# Task goal
Whenever a line contains the string "coefficient", copy it out of the entries.
──────── Data provided
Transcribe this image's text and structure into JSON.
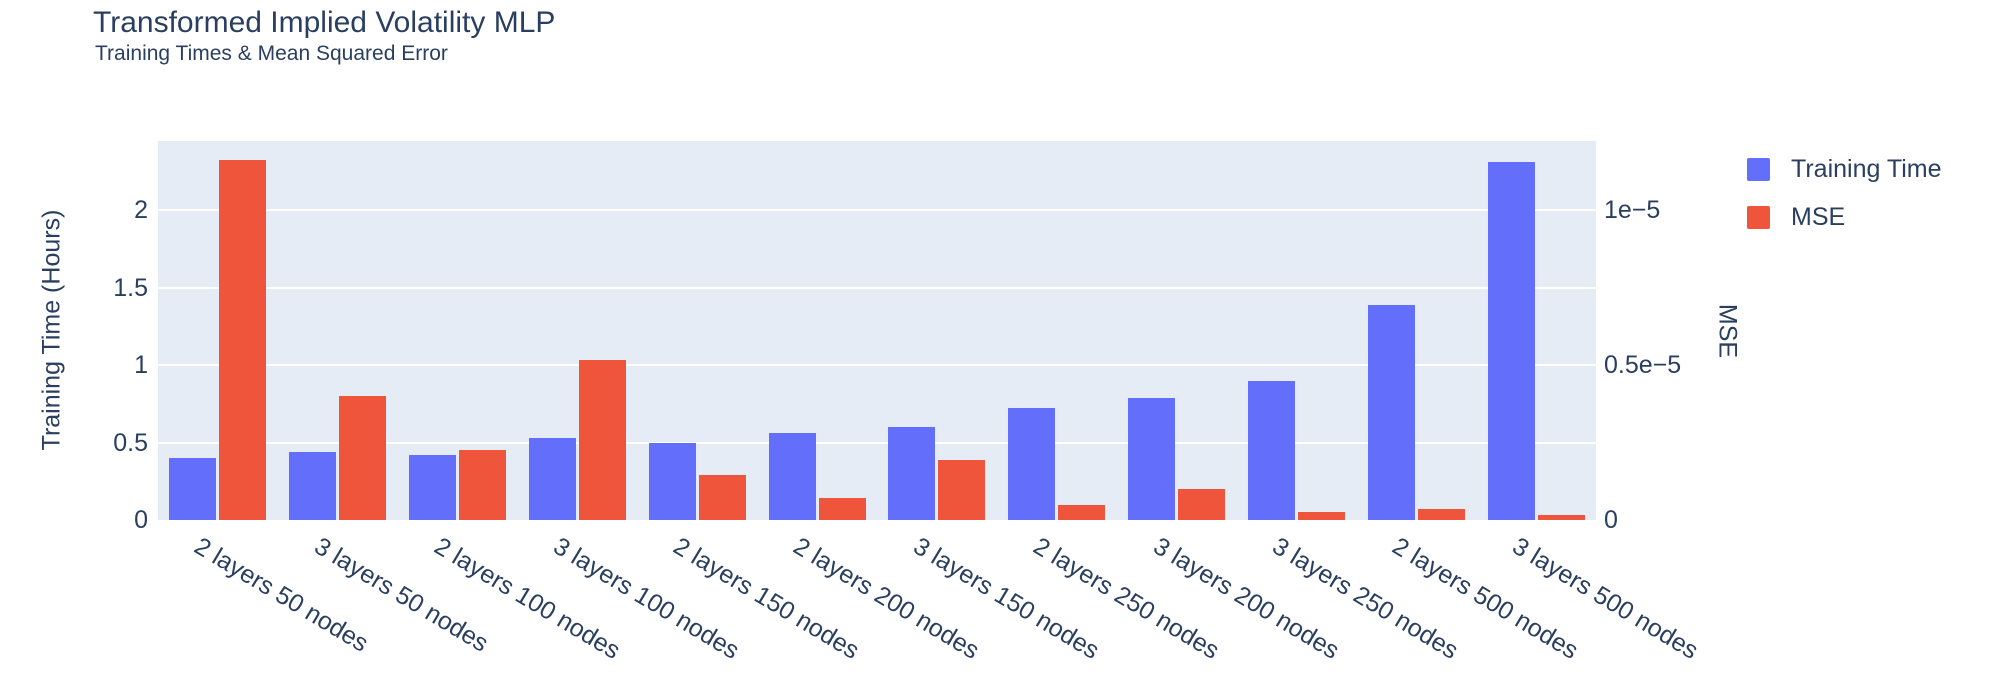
{
  "figure": {
    "title": "Transformed Implied Volatility MLP",
    "subtitle": "Training Times & Mean Squared Error"
  },
  "legend": {
    "entries": [
      {
        "label": "Training Time",
        "color": "#636EFA"
      },
      {
        "label": "MSE",
        "color": "#EF553B"
      }
    ]
  },
  "chart_data": {
    "type": "bar",
    "bar_mode": "grouped",
    "title": "Transformed Implied Volatility MLP",
    "subtitle": "Training Times & Mean Squared Error",
    "categories": [
      "2 layers 50 nodes",
      "3 layers 50 nodes",
      "2 layers 100 nodes",
      "3 layers 100 nodes",
      "2 layers 150 nodes",
      "2 layers 200 nodes",
      "3 layers 150 nodes",
      "2 layers 250 nodes",
      "3 layers 200 nodes",
      "3 layers 250 nodes",
      "2 layers 500 nodes",
      "3 layers 500 nodes"
    ],
    "series": [
      {
        "name": "Training Time",
        "yaxis": "left",
        "unit": "hours",
        "color": "#636EFA",
        "values": [
          0.4,
          0.44,
          0.42,
          0.53,
          0.5,
          0.56,
          0.6,
          0.72,
          0.79,
          0.9,
          1.39,
          2.31
        ]
      },
      {
        "name": "MSE",
        "yaxis": "right",
        "unit": "1e-5",
        "color": "#EF553B",
        "values_e5": [
          1.16,
          0.4,
          0.225,
          0.515,
          0.145,
          0.07,
          0.195,
          0.047,
          0.1,
          0.026,
          0.036,
          0.015
        ]
      }
    ],
    "left_axis": {
      "title": "Training Time (Hours)",
      "ticks": [
        0,
        0.5,
        1,
        1.5,
        2
      ],
      "tick_labels": [
        "0",
        "0.5",
        "1",
        "1.5",
        "2"
      ],
      "range": [
        0,
        2.445
      ]
    },
    "right_axis": {
      "title": "MSE",
      "ticks": [
        {
          "label": "0",
          "value_left_units": 0
        },
        {
          "label": "0.5e−5",
          "value_left_units": 1
        },
        {
          "label": "1e−5",
          "value_left_units": 2
        }
      ],
      "range_e5": [
        0,
        1.2226
      ]
    },
    "layout": {
      "grid": true,
      "legend_position": "top-right",
      "plot_bg": "#E5ECF6",
      "grid_color": "#FFFFFF",
      "text_color": "#2A3F5F",
      "x_tick_angle_deg": 31
    }
  }
}
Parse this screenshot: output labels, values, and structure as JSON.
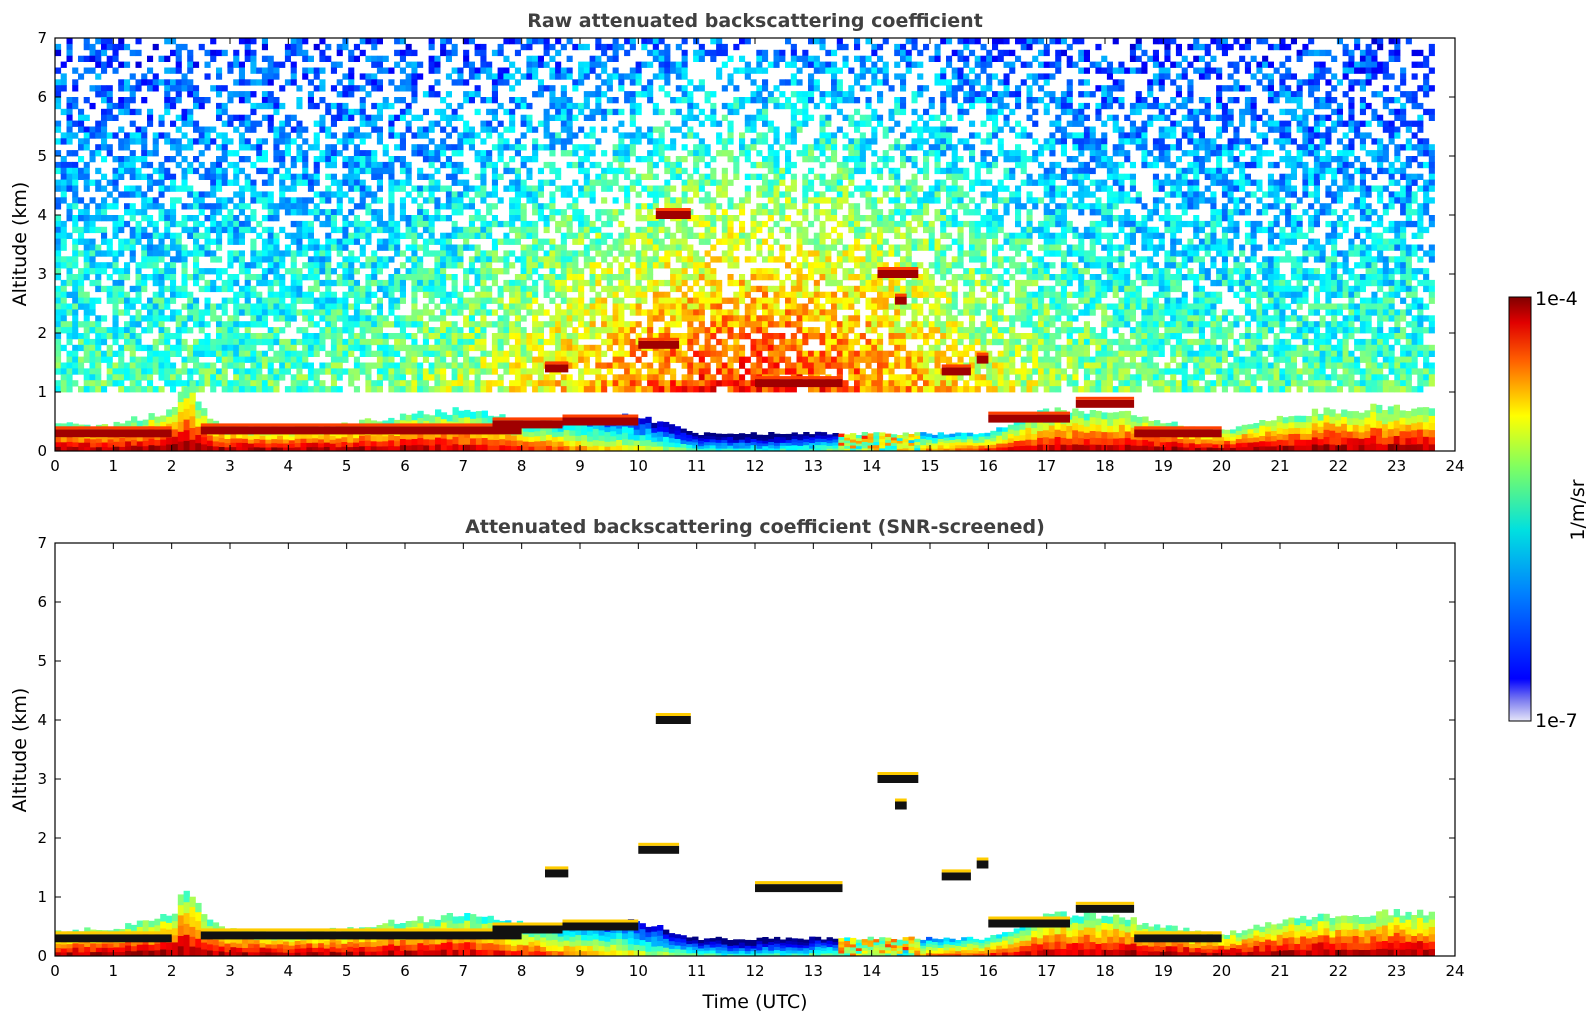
{
  "chart_data": [
    {
      "type": "heatmap",
      "title": "Raw attenuated backscattering coefficient",
      "xlabel": "",
      "ylabel": "Altitude (km)",
      "xlim": [
        0,
        24
      ],
      "ylim": [
        0,
        7
      ],
      "x_ticks": [
        0,
        1,
        2,
        3,
        4,
        5,
        6,
        7,
        8,
        9,
        10,
        11,
        12,
        13,
        14,
        15,
        16,
        17,
        18,
        19,
        20,
        21,
        22,
        23,
        24
      ],
      "y_ticks": [
        0,
        1,
        2,
        3,
        4,
        5,
        6,
        7
      ],
      "data_end_time": 23.65,
      "noise_field": true,
      "boundary_layer_top_km": {
        "time": [
          0,
          1,
          2,
          2.3,
          2.6,
          3,
          4,
          5,
          6,
          7,
          8,
          9,
          10,
          11,
          12,
          13,
          14,
          15,
          16,
          17,
          18,
          19,
          20,
          21,
          22,
          23,
          23.65
        ],
        "height": [
          0.45,
          0.45,
          0.7,
          1.2,
          0.6,
          0.45,
          0.4,
          0.45,
          0.6,
          0.7,
          0.55,
          0.5,
          0.6,
          0.3,
          0.3,
          0.3,
          0.3,
          0.3,
          0.3,
          0.7,
          0.7,
          0.5,
          0.35,
          0.6,
          0.7,
          0.75,
          0.7
        ]
      },
      "cloud_layers": [
        {
          "t0": 0,
          "t1": 2.0,
          "h": 0.3
        },
        {
          "t0": 2.5,
          "t1": 8.0,
          "h": 0.35
        },
        {
          "t0": 7.5,
          "t1": 8.7,
          "h": 0.45
        },
        {
          "t0": 8.7,
          "t1": 10.0,
          "h": 0.5
        },
        {
          "t0": 8.4,
          "t1": 8.8,
          "h": 1.4
        },
        {
          "t0": 10.3,
          "t1": 10.9,
          "h": 4.0
        },
        {
          "t0": 10.0,
          "t1": 10.7,
          "h": 1.8
        },
        {
          "t0": 12.0,
          "t1": 13.5,
          "h": 1.15
        },
        {
          "t0": 14.1,
          "t1": 14.8,
          "h": 3.0
        },
        {
          "t0": 14.4,
          "t1": 14.6,
          "h": 2.55
        },
        {
          "t0": 15.2,
          "t1": 15.7,
          "h": 1.35
        },
        {
          "t0": 15.8,
          "t1": 16.0,
          "h": 1.55
        },
        {
          "t0": 16.0,
          "t1": 17.4,
          "h": 0.55
        },
        {
          "t0": 17.5,
          "t1": 18.5,
          "h": 0.8
        },
        {
          "t0": 18.5,
          "t1": 20.0,
          "h": 0.3
        }
      ],
      "colorbar": {
        "min": "1e-7",
        "max": "1e-4",
        "label": "1/m/sr",
        "scale": "log",
        "colormap": "jet"
      }
    },
    {
      "type": "heatmap",
      "title": "Attenuated backscattering coefficient (SNR-screened)",
      "xlabel": "Time (UTC)",
      "ylabel": "Altitude (km)",
      "xlim": [
        0,
        24
      ],
      "ylim": [
        0,
        7
      ],
      "x_ticks": [
        0,
        1,
        2,
        3,
        4,
        5,
        6,
        7,
        8,
        9,
        10,
        11,
        12,
        13,
        14,
        15,
        16,
        17,
        18,
        19,
        20,
        21,
        22,
        23,
        24
      ],
      "y_ticks": [
        0,
        1,
        2,
        3,
        4,
        5,
        6,
        7
      ],
      "data_end_time": 23.65,
      "noise_field": false,
      "boundary_layer_top_km": {
        "time": [
          0,
          1,
          2,
          2.3,
          2.6,
          3,
          4,
          5,
          6,
          7,
          8,
          9,
          10,
          11,
          12,
          13,
          14,
          15,
          16,
          17,
          18,
          19,
          20,
          21,
          22,
          23,
          23.65
        ],
        "height": [
          0.45,
          0.45,
          0.7,
          1.2,
          0.6,
          0.45,
          0.4,
          0.45,
          0.6,
          0.7,
          0.55,
          0.5,
          0.6,
          0.3,
          0.3,
          0.3,
          0.3,
          0.3,
          0.3,
          0.7,
          0.7,
          0.5,
          0.35,
          0.6,
          0.7,
          0.75,
          0.7
        ]
      },
      "cloud_layers": [
        {
          "t0": 0,
          "t1": 2.0,
          "h": 0.3
        },
        {
          "t0": 2.5,
          "t1": 8.0,
          "h": 0.35
        },
        {
          "t0": 7.5,
          "t1": 8.7,
          "h": 0.45
        },
        {
          "t0": 8.7,
          "t1": 10.0,
          "h": 0.5
        },
        {
          "t0": 8.4,
          "t1": 8.8,
          "h": 1.4
        },
        {
          "t0": 10.3,
          "t1": 10.9,
          "h": 4.0
        },
        {
          "t0": 10.0,
          "t1": 10.7,
          "h": 1.8
        },
        {
          "t0": 12.0,
          "t1": 13.5,
          "h": 1.15
        },
        {
          "t0": 14.1,
          "t1": 14.8,
          "h": 3.0
        },
        {
          "t0": 14.4,
          "t1": 14.6,
          "h": 2.55
        },
        {
          "t0": 15.2,
          "t1": 15.7,
          "h": 1.35
        },
        {
          "t0": 15.8,
          "t1": 16.0,
          "h": 1.55
        },
        {
          "t0": 16.0,
          "t1": 17.4,
          "h": 0.55
        },
        {
          "t0": 17.5,
          "t1": 18.5,
          "h": 0.8
        },
        {
          "t0": 18.5,
          "t1": 20.0,
          "h": 0.3
        }
      ],
      "colorbar": {
        "min": "1e-7",
        "max": "1e-4",
        "label": "1/m/sr",
        "scale": "log",
        "colormap": "jet"
      }
    }
  ],
  "colorbar": {
    "max_label": "1e-4",
    "min_label": "1e-7",
    "unit_label": "1/m/sr"
  }
}
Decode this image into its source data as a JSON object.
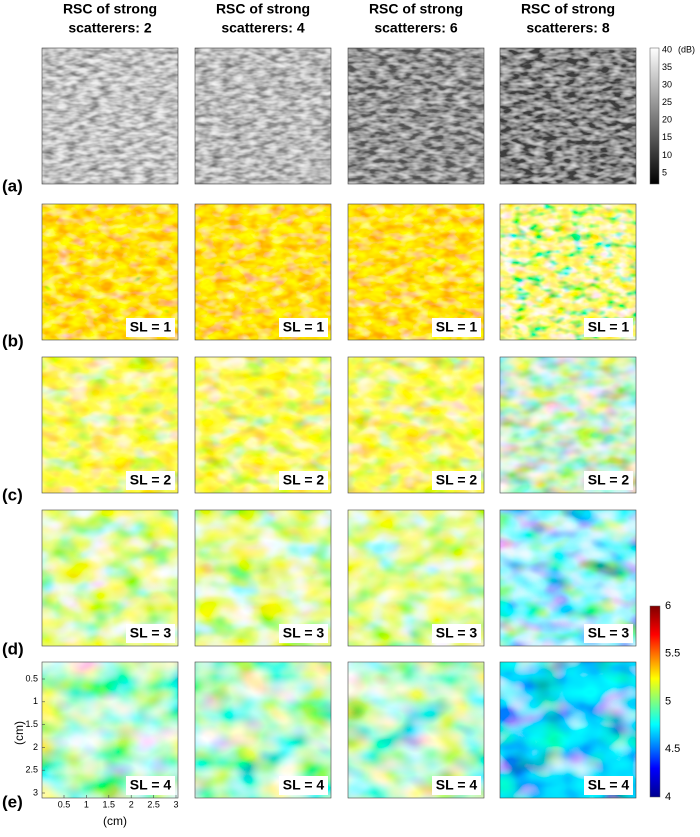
{
  "columns": [
    {
      "title_lines": [
        "RSC of strong",
        "scatterers: 2"
      ]
    },
    {
      "title_lines": [
        "RSC of strong",
        "scatterers: 4"
      ]
    },
    {
      "title_lines": [
        "RSC of strong",
        "scatterers: 6"
      ]
    },
    {
      "title_lines": [
        "RSC of strong",
        "scatterers: 8"
      ]
    }
  ],
  "rows": [
    {
      "label": "(a)"
    },
    {
      "label": "(b)",
      "sl_label": "SL = 1"
    },
    {
      "label": "(c)",
      "sl_label": "SL = 2"
    },
    {
      "label": "(d)",
      "sl_label": "SL = 3"
    },
    {
      "label": "(e)",
      "sl_label": "SL = 4"
    }
  ],
  "gray_colorbar": {
    "unit": "(dB)",
    "ticks": [
      "40",
      "35",
      "30",
      "25",
      "20",
      "15",
      "10",
      "5"
    ]
  },
  "color_colorbar": {
    "ticks": [
      "6",
      "5.5",
      "5",
      "4.5",
      "4"
    ]
  },
  "axes": {
    "x_label": "(cm)",
    "y_label": "(cm)",
    "x_ticks": [
      "0.5",
      "1",
      "1.5",
      "2",
      "2.5",
      "3"
    ],
    "y_ticks": [
      "0.5",
      "1",
      "1.5",
      "2",
      "2.5",
      "3"
    ]
  }
}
────────────────
# Answer for the task
      "title": "Raw attenuated backscattering coefficient",
      "title": "Attenuated backscattering coefficient (SNR-screened)",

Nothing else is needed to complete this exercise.